>> start Data for this exercise
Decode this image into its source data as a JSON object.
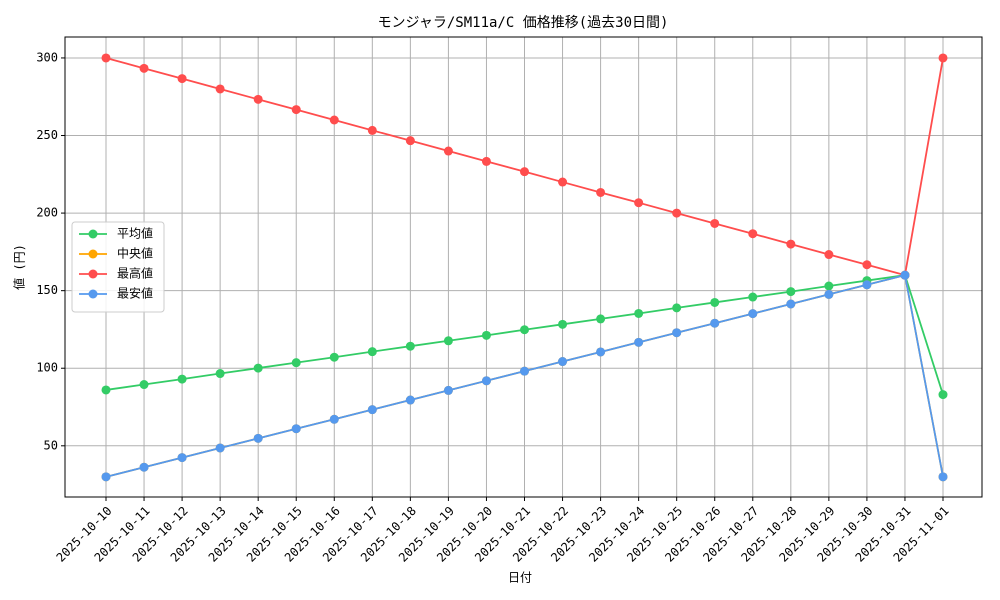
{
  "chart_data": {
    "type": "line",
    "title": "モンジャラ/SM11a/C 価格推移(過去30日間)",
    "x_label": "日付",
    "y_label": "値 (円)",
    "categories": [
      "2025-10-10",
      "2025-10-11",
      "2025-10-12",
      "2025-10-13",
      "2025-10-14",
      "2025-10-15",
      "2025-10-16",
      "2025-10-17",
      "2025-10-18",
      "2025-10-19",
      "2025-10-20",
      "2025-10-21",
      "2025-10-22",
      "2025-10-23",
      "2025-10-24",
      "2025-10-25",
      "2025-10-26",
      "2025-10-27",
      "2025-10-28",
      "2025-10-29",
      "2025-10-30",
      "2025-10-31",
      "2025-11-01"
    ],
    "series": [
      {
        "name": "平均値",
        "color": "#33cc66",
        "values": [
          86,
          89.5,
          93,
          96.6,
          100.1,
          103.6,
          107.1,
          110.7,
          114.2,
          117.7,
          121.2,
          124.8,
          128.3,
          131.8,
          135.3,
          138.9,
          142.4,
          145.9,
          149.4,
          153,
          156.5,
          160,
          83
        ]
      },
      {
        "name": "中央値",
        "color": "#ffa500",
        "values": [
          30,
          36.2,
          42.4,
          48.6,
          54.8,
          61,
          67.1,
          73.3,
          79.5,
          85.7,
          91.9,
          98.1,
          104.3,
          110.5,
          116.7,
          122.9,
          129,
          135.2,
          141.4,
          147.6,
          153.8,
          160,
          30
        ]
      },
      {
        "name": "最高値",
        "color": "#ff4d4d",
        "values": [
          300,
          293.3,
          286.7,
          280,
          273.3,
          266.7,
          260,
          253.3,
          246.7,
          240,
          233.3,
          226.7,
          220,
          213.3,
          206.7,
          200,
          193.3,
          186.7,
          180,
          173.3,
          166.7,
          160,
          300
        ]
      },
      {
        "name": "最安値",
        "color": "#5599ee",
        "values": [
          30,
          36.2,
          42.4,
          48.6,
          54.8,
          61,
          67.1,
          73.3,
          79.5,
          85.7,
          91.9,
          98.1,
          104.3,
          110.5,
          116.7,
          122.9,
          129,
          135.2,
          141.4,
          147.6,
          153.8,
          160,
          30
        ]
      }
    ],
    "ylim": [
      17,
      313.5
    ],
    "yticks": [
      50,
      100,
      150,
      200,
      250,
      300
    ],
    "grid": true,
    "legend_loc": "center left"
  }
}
>> end Data for this exercise
Set out every line from the material that contains the string "color".

Exercise result =>
        "color": "#33cc66",
        "color": "#ffa500",
        "color": "#ff4d4d",
        "color": "#5599ee",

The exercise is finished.